● OBJECTIVE:
Copy each line in the data that includes the word "America".

● RAW RECORDS:
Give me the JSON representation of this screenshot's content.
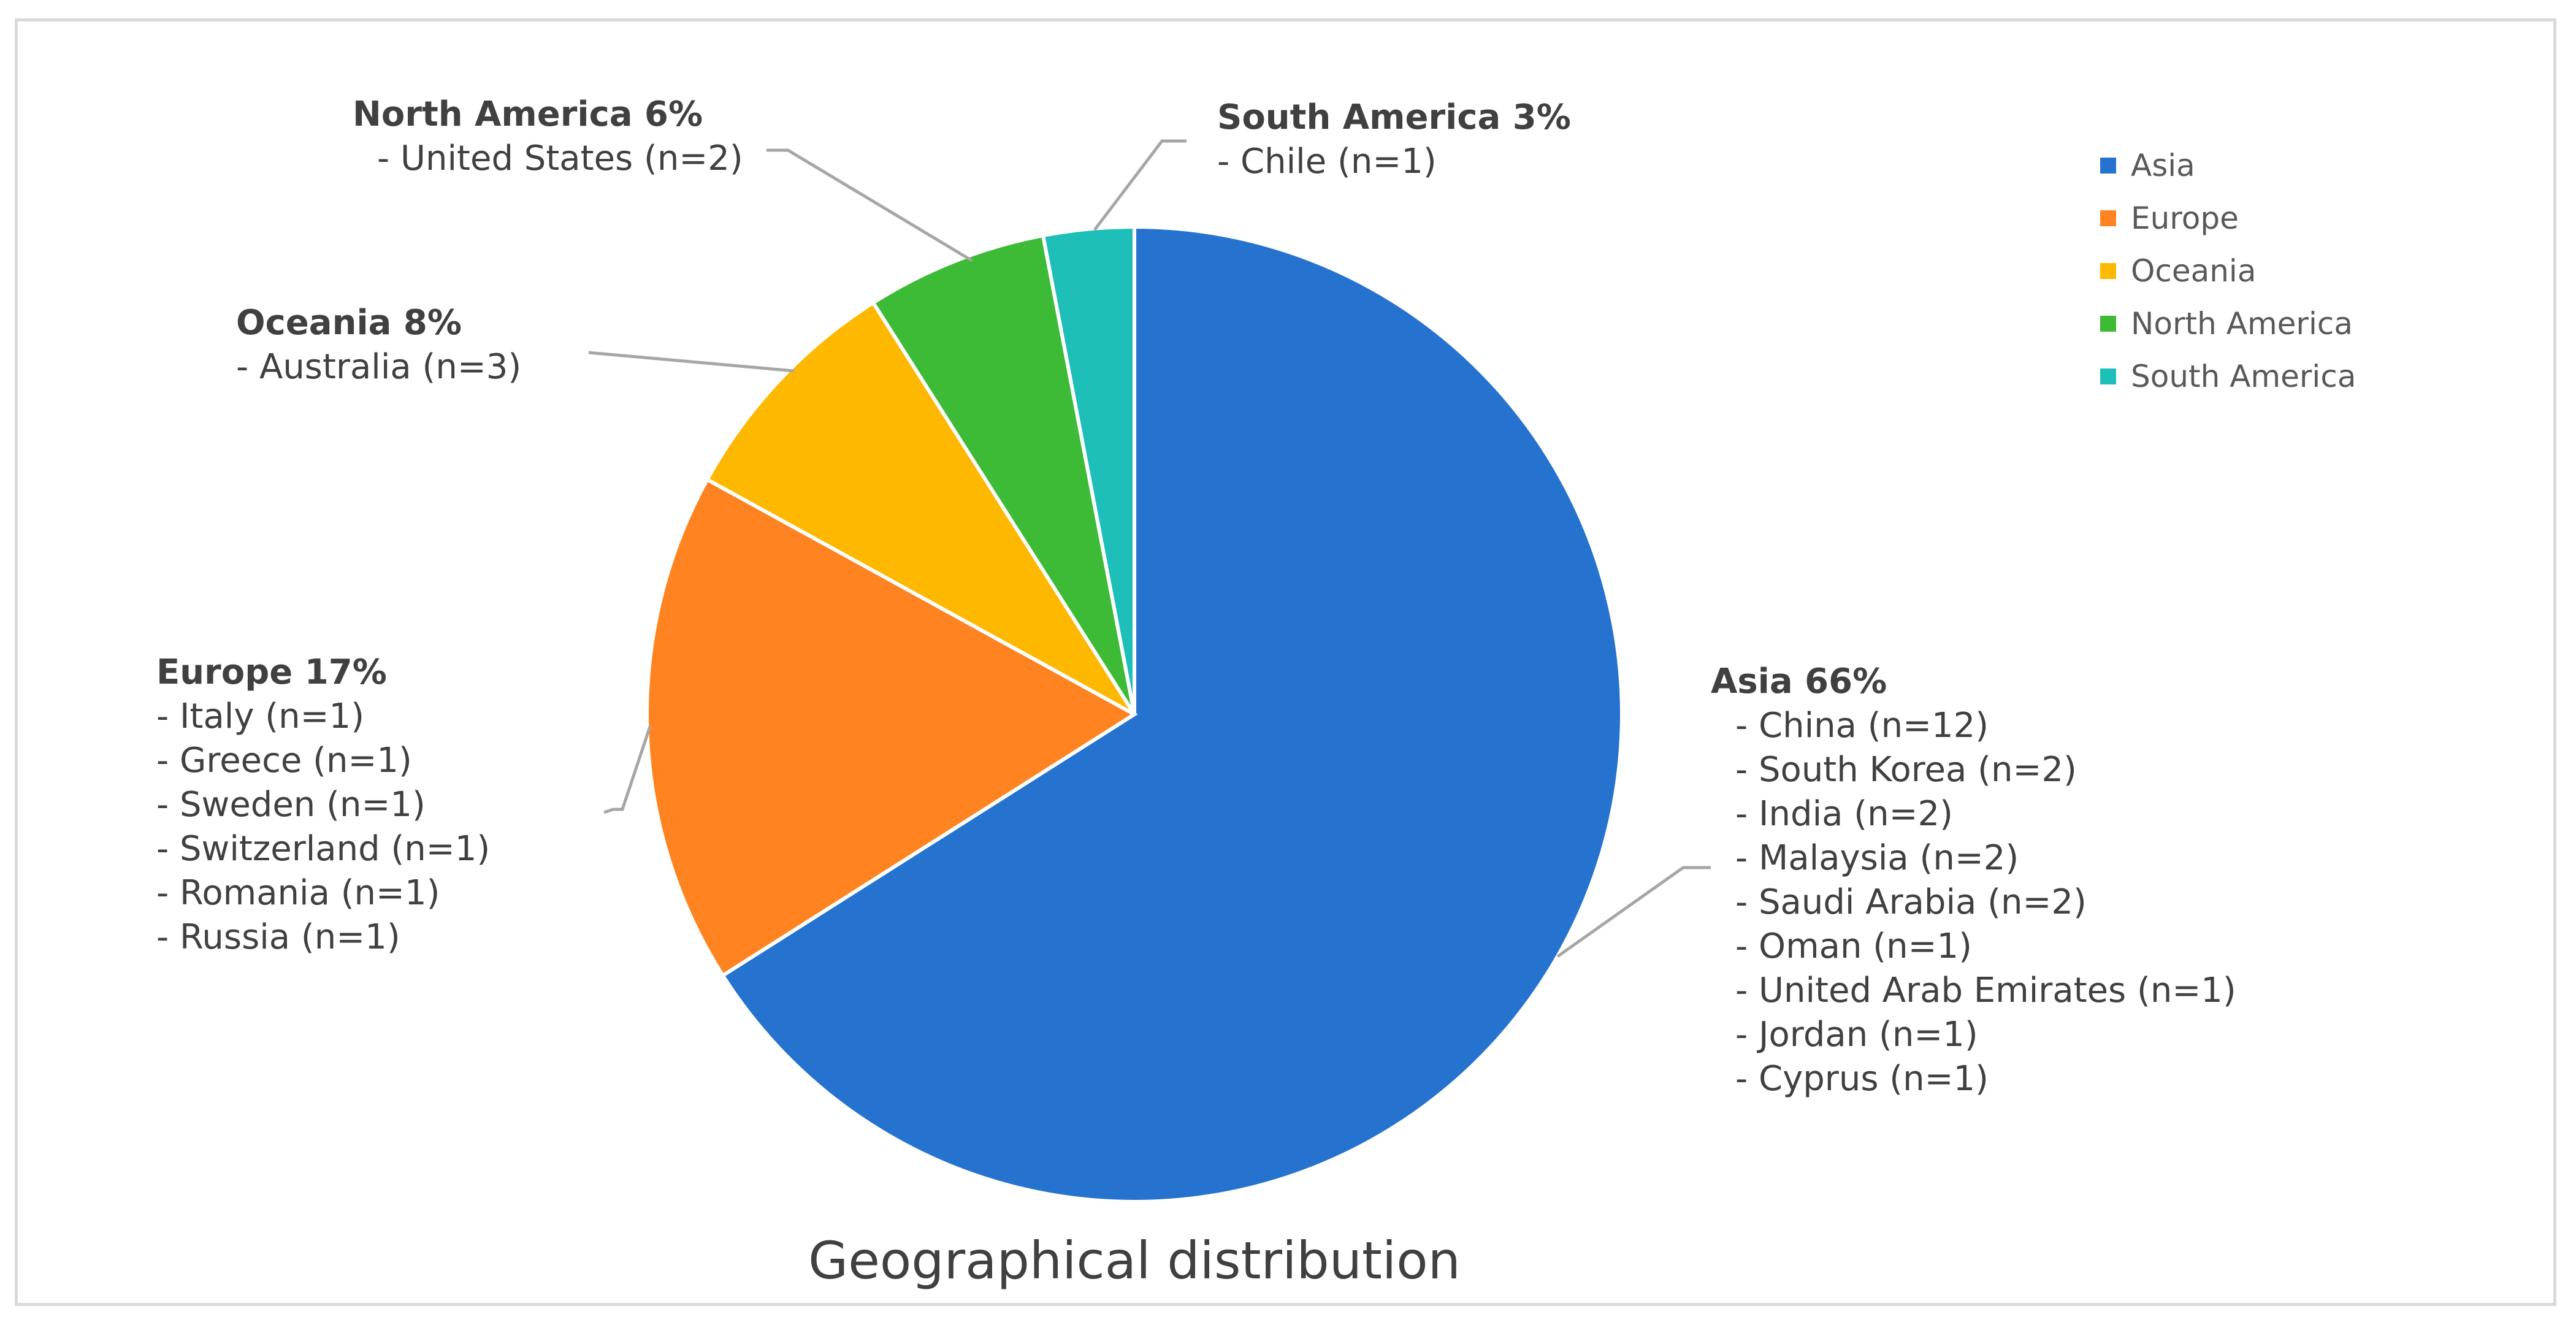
{
  "chart_data": {
    "type": "pie",
    "title": "Geographical distribution",
    "legend_position": "top-right",
    "slices": [
      {
        "name": "Asia",
        "value": 66,
        "label": "Asia 66%",
        "color": "#2672cf",
        "items": [
          "- China (n=12)",
          "- South Korea (n=2)",
          "- India (n=2)",
          "- Malaysia (n=2)",
          "- Saudi Arabia (n=2)",
          "- Oman (n=1)",
          "- United Arab Emirates (n=1)",
          "- Jordan (n=1)",
          "- Cyprus (n=1)"
        ]
      },
      {
        "name": "Europe",
        "value": 17,
        "label": "Europe 17%",
        "color": "#ff8421",
        "items": [
          "- Italy (n=1)",
          "- Greece (n=1)",
          "- Sweden (n=1)",
          "- Switzerland (n=1)",
          "- Romania (n=1)",
          "- Russia (n=1)"
        ]
      },
      {
        "name": "Oceania",
        "value": 8,
        "label": "Oceania 8%",
        "color": "#ffb800",
        "items": [
          "- Australia (n=3)"
        ]
      },
      {
        "name": "North America",
        "value": 6,
        "label": "North America 6%",
        "color": "#3dbb36",
        "items": [
          "- United States (n=2)"
        ]
      },
      {
        "name": "South America",
        "value": 3,
        "label": "South America 3%",
        "color": "#1dbfb8",
        "items": [
          "-  Chile (n=1)"
        ]
      }
    ]
  }
}
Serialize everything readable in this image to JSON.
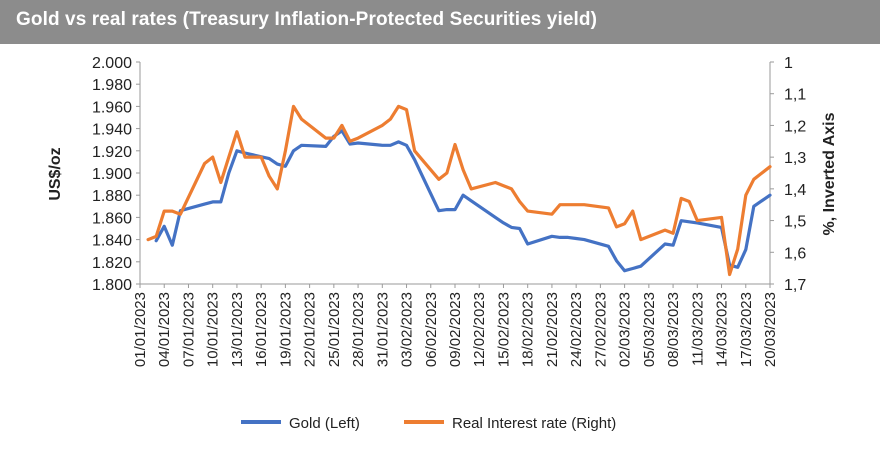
{
  "chart_data": {
    "type": "line",
    "title": "Gold vs real rates (Treasury Inflation-Protected Securities yield)",
    "ylabel_left": "US$/oz",
    "ylabel_right": "%, Inverted Axis",
    "ylim_left": [
      1800,
      2000
    ],
    "yticks_left": [
      1800,
      1820,
      1840,
      1860,
      1880,
      1900,
      1920,
      1940,
      1960,
      1980,
      2000
    ],
    "yticklabels_left": [
      "1.800",
      "1.820",
      "1.840",
      "1.860",
      "1.880",
      "1.900",
      "1.920",
      "1.940",
      "1.960",
      "1.980",
      "2.000"
    ],
    "ylim_right": [
      1.0,
      1.7
    ],
    "right_axis_inverted": true,
    "yticks_right": [
      1.0,
      1.1,
      1.2,
      1.3,
      1.4,
      1.5,
      1.6,
      1.7
    ],
    "yticklabels_right": [
      "1",
      "1,1",
      "1,2",
      "1,3",
      "1,4",
      "1,5",
      "1,6",
      "1,7"
    ],
    "x_range": [
      0,
      78
    ],
    "xticks": [
      0,
      3,
      6,
      9,
      12,
      15,
      18,
      21,
      24,
      27,
      30,
      33,
      36,
      39,
      42,
      45,
      48,
      51,
      54,
      57,
      60,
      63,
      66,
      69,
      72,
      75,
      78
    ],
    "xticklabels": [
      "01/01/2023",
      "04/01/2023",
      "07/01/2023",
      "10/01/2023",
      "13/01/2023",
      "16/01/2023",
      "19/01/2023",
      "22/01/2023",
      "25/01/2023",
      "28/01/2023",
      "31/01/2023",
      "03/02/2023",
      "06/02/2023",
      "09/02/2023",
      "12/02/2023",
      "15/02/2023",
      "18/02/2023",
      "21/02/2023",
      "24/02/2023",
      "27/02/2023",
      "02/03/2023",
      "05/03/2023",
      "08/03/2023",
      "11/03/2023",
      "14/03/2023",
      "17/03/2023",
      "20/03/2023"
    ],
    "grid": false,
    "legend_position": "bottom",
    "series": [
      {
        "name": "Gold (Left)",
        "axis": "left",
        "color": "#4472c4",
        "x": [
          2,
          3,
          4,
          5,
          8,
          9,
          10,
          11,
          12,
          13,
          16,
          17,
          18,
          19,
          20,
          23,
          24,
          25,
          26,
          27,
          30,
          31,
          32,
          33,
          34,
          37,
          38,
          39,
          40,
          41,
          44,
          45,
          46,
          47,
          48,
          51,
          52,
          53,
          54,
          55,
          58,
          59,
          60,
          61,
          62,
          65,
          66,
          67,
          68,
          69,
          72,
          73,
          74,
          75,
          76,
          78
        ],
        "values": [
          1839,
          1852,
          1835,
          1866,
          1872,
          1874,
          1874,
          1900,
          1920,
          1918,
          1913,
          1908,
          1906,
          1920,
          1925,
          1924,
          1933,
          1938,
          1926,
          1927,
          1925,
          1925,
          1928,
          1925,
          1912,
          1866,
          1867,
          1867,
          1880,
          1875,
          1860,
          1855,
          1851,
          1850,
          1836,
          1843,
          1842,
          1842,
          1841,
          1840,
          1834,
          1821,
          1812,
          1814,
          1816,
          1836,
          1835,
          1857,
          1856,
          1855,
          1851,
          1817,
          1815,
          1831,
          1870,
          1880
        ]
      },
      {
        "name": "Real Interest rate (Right)",
        "axis": "right",
        "color": "#ed7d31",
        "x": [
          1,
          2,
          3,
          4,
          5,
          8,
          9,
          10,
          11,
          12,
          13,
          14,
          15,
          16,
          17,
          18,
          19,
          20,
          23,
          24,
          25,
          26,
          27,
          30,
          31,
          32,
          33,
          34,
          37,
          38,
          39,
          40,
          41,
          44,
          45,
          46,
          47,
          48,
          51,
          52,
          53,
          54,
          55,
          58,
          59,
          60,
          61,
          62,
          65,
          66,
          67,
          68,
          69,
          72,
          73,
          74,
          75,
          76,
          78
        ],
        "values": [
          1.56,
          1.55,
          1.47,
          1.47,
          1.48,
          1.32,
          1.3,
          1.38,
          1.3,
          1.22,
          1.3,
          1.3,
          1.3,
          1.36,
          1.4,
          1.28,
          1.14,
          1.18,
          1.24,
          1.24,
          1.2,
          1.25,
          1.24,
          1.2,
          1.18,
          1.14,
          1.15,
          1.28,
          1.37,
          1.35,
          1.26,
          1.34,
          1.4,
          1.38,
          1.39,
          1.4,
          1.44,
          1.47,
          1.48,
          1.45,
          1.45,
          1.45,
          1.45,
          1.46,
          1.52,
          1.51,
          1.47,
          1.56,
          1.53,
          1.54,
          1.43,
          1.44,
          1.5,
          1.49,
          1.67,
          1.59,
          1.42,
          1.37,
          1.33
        ]
      }
    ]
  }
}
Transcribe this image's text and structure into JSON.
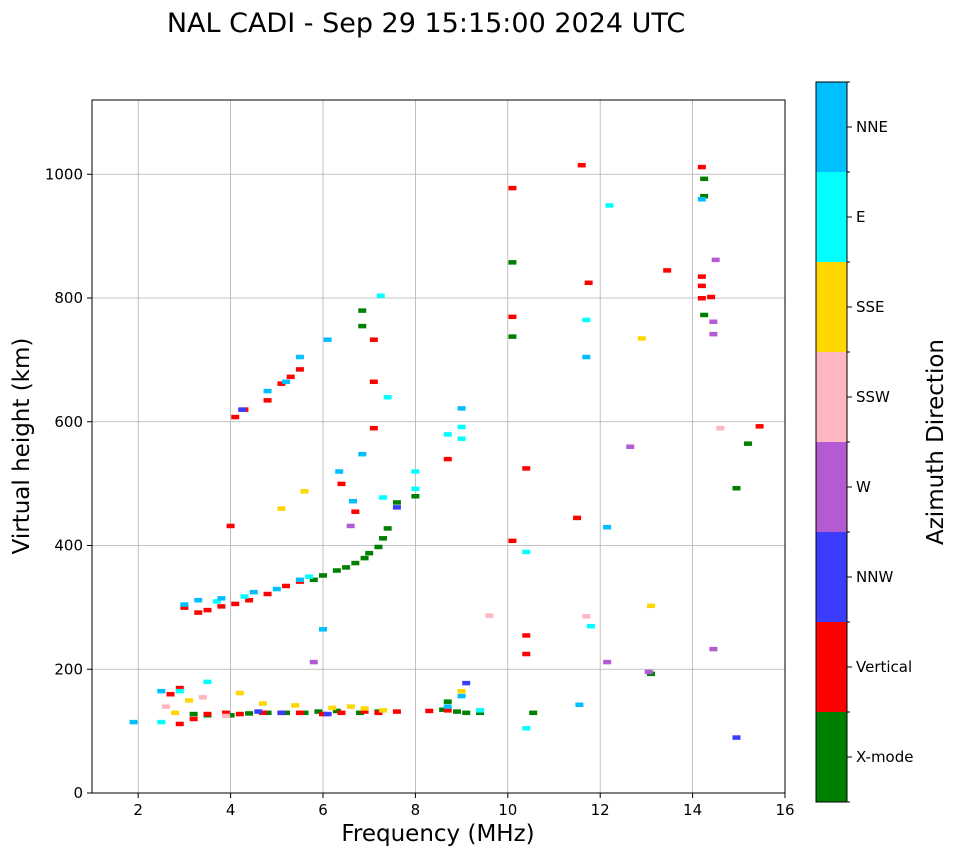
{
  "chart_data": {
    "type": "scatter",
    "title": "NAL CADI - Sep 29 15:15:00 2024 UTC",
    "xlabel": "Frequency (MHz)",
    "ylabel": "Virtual height (km)",
    "xlim": [
      1,
      16
    ],
    "ylim": [
      0,
      1120
    ],
    "xticks": [
      2,
      4,
      6,
      8,
      10,
      12,
      14,
      16
    ],
    "yticks": [
      0,
      200,
      400,
      600,
      800,
      1000
    ],
    "grid": true,
    "colorbar": {
      "label": "Azimuth Direction",
      "categories": [
        {
          "name": "X-mode",
          "color": "#008000"
        },
        {
          "name": "Vertical",
          "color": "#ff0000"
        },
        {
          "name": "NNW",
          "color": "#3c3cff"
        },
        {
          "name": "W",
          "color": "#b45ad2"
        },
        {
          "name": "SSW",
          "color": "#ffb6c1"
        },
        {
          "name": "SSE",
          "color": "#ffd700"
        },
        {
          "name": "E",
          "color": "#00ffff"
        },
        {
          "name": "NNE",
          "color": "#00bfff"
        }
      ]
    },
    "series": [
      {
        "name": "X-mode",
        "points": [
          [
            3.2,
            128
          ],
          [
            3.5,
            126
          ],
          [
            4.0,
            126
          ],
          [
            4.4,
            129
          ],
          [
            4.8,
            130
          ],
          [
            5.2,
            130
          ],
          [
            5.6,
            130
          ],
          [
            5.9,
            132
          ],
          [
            6.3,
            133
          ],
          [
            6.8,
            130
          ],
          [
            7.2,
            132
          ],
          [
            8.6,
            135
          ],
          [
            8.7,
            148
          ],
          [
            8.9,
            132
          ],
          [
            9.1,
            130
          ],
          [
            9.4,
            130
          ],
          [
            10.55,
            130
          ],
          [
            5.8,
            345
          ],
          [
            6.0,
            352
          ],
          [
            6.3,
            360
          ],
          [
            6.5,
            365
          ],
          [
            6.7,
            372
          ],
          [
            6.9,
            380
          ],
          [
            7.0,
            388
          ],
          [
            7.2,
            398
          ],
          [
            7.3,
            412
          ],
          [
            7.4,
            428
          ],
          [
            7.6,
            470
          ],
          [
            8.0,
            480
          ],
          [
            6.85,
            755
          ],
          [
            6.85,
            780
          ],
          [
            10.1,
            738
          ],
          [
            10.1,
            858
          ],
          [
            13.1,
            193
          ],
          [
            14.25,
            773
          ],
          [
            14.25,
            965
          ],
          [
            14.25,
            993
          ],
          [
            14.95,
            493
          ],
          [
            15.2,
            565
          ]
        ]
      },
      {
        "name": "Vertical",
        "points": [
          [
            2.9,
            112
          ],
          [
            3.2,
            120
          ],
          [
            3.5,
            128
          ],
          [
            3.9,
            130
          ],
          [
            4.2,
            128
          ],
          [
            4.7,
            130
          ],
          [
            5.1,
            130
          ],
          [
            5.5,
            130
          ],
          [
            6.0,
            128
          ],
          [
            6.4,
            130
          ],
          [
            6.9,
            132
          ],
          [
            7.2,
            130
          ],
          [
            7.6,
            132
          ],
          [
            8.3,
            133
          ],
          [
            8.7,
            134
          ],
          [
            2.7,
            160
          ],
          [
            2.9,
            170
          ],
          [
            3.0,
            300
          ],
          [
            3.3,
            292
          ],
          [
            3.5,
            296
          ],
          [
            3.8,
            302
          ],
          [
            4.1,
            306
          ],
          [
            4.4,
            312
          ],
          [
            4.8,
            322
          ],
          [
            5.2,
            335
          ],
          [
            5.5,
            342
          ],
          [
            4.1,
            608
          ],
          [
            4.3,
            620
          ],
          [
            4.8,
            635
          ],
          [
            5.1,
            662
          ],
          [
            5.3,
            673
          ],
          [
            5.5,
            685
          ],
          [
            6.4,
            500
          ],
          [
            6.7,
            455
          ],
          [
            7.1,
            590
          ],
          [
            7.1,
            665
          ],
          [
            7.1,
            733
          ],
          [
            8.7,
            540
          ],
          [
            4.0,
            432
          ],
          [
            10.1,
            408
          ],
          [
            10.4,
            525
          ],
          [
            10.4,
            255
          ],
          [
            10.4,
            225
          ],
          [
            10.1,
            770
          ],
          [
            10.1,
            978
          ],
          [
            11.5,
            445
          ],
          [
            11.6,
            1015
          ],
          [
            11.75,
            825
          ],
          [
            13.45,
            845
          ],
          [
            14.2,
            1012
          ],
          [
            14.2,
            800
          ],
          [
            14.2,
            820
          ],
          [
            14.2,
            835
          ],
          [
            14.4,
            802
          ],
          [
            15.45,
            593
          ]
        ]
      },
      {
        "name": "NNW",
        "points": [
          [
            4.6,
            132
          ],
          [
            5.1,
            130
          ],
          [
            6.1,
            128
          ],
          [
            7.6,
            462
          ],
          [
            9.1,
            178
          ],
          [
            14.95,
            90
          ],
          [
            4.25,
            620
          ]
        ]
      },
      {
        "name": "W",
        "points": [
          [
            6.6,
            432
          ],
          [
            5.8,
            212
          ],
          [
            12.15,
            212
          ],
          [
            12.65,
            560
          ],
          [
            13.05,
            196
          ],
          [
            14.45,
            233
          ],
          [
            14.45,
            742
          ],
          [
            14.45,
            762
          ],
          [
            14.5,
            862
          ]
        ]
      },
      {
        "name": "SSW",
        "points": [
          [
            2.6,
            140
          ],
          [
            3.4,
            155
          ],
          [
            3.9,
            125
          ],
          [
            11.7,
            286
          ],
          [
            9.6,
            287
          ],
          [
            14.6,
            590
          ]
        ]
      },
      {
        "name": "SSE",
        "points": [
          [
            2.8,
            130
          ],
          [
            3.1,
            150
          ],
          [
            4.2,
            162
          ],
          [
            4.7,
            145
          ],
          [
            5.4,
            142
          ],
          [
            6.2,
            138
          ],
          [
            6.6,
            140
          ],
          [
            6.9,
            137
          ],
          [
            7.3,
            134
          ],
          [
            9.0,
            165
          ],
          [
            12.9,
            735
          ],
          [
            13.1,
            303
          ],
          [
            5.1,
            460
          ],
          [
            5.6,
            488
          ]
        ]
      },
      {
        "name": "E",
        "points": [
          [
            2.5,
            115
          ],
          [
            2.9,
            165
          ],
          [
            3.5,
            180
          ],
          [
            3.7,
            310
          ],
          [
            4.3,
            318
          ],
          [
            5.7,
            350
          ],
          [
            7.25,
            804
          ],
          [
            7.3,
            478
          ],
          [
            7.4,
            640
          ],
          [
            8.0,
            520
          ],
          [
            8.0,
            492
          ],
          [
            8.7,
            580
          ],
          [
            9.0,
            592
          ],
          [
            9.0,
            573
          ],
          [
            9.4,
            134
          ],
          [
            10.4,
            105
          ],
          [
            10.4,
            390
          ],
          [
            11.7,
            765
          ],
          [
            12.2,
            950
          ],
          [
            11.8,
            270
          ]
        ]
      },
      {
        "name": "NNE",
        "points": [
          [
            1.9,
            115
          ],
          [
            2.5,
            165
          ],
          [
            3.0,
            305
          ],
          [
            3.3,
            312
          ],
          [
            3.8,
            315
          ],
          [
            4.5,
            325
          ],
          [
            5.0,
            330
          ],
          [
            5.5,
            345
          ],
          [
            4.8,
            650
          ],
          [
            5.2,
            665
          ],
          [
            5.5,
            705
          ],
          [
            6.1,
            733
          ],
          [
            6.0,
            265
          ],
          [
            6.35,
            520
          ],
          [
            6.65,
            472
          ],
          [
            6.85,
            548
          ],
          [
            8.7,
            140
          ],
          [
            9.0,
            157
          ],
          [
            9.0,
            622
          ],
          [
            11.55,
            143
          ],
          [
            12.15,
            430
          ],
          [
            11.7,
            705
          ],
          [
            14.2,
            960
          ]
        ]
      }
    ]
  }
}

● SOLUTION BELOW:
        "name": "North America",
        "label": "North America 6%",
        "name": "South America",
        "label": "South America 3%",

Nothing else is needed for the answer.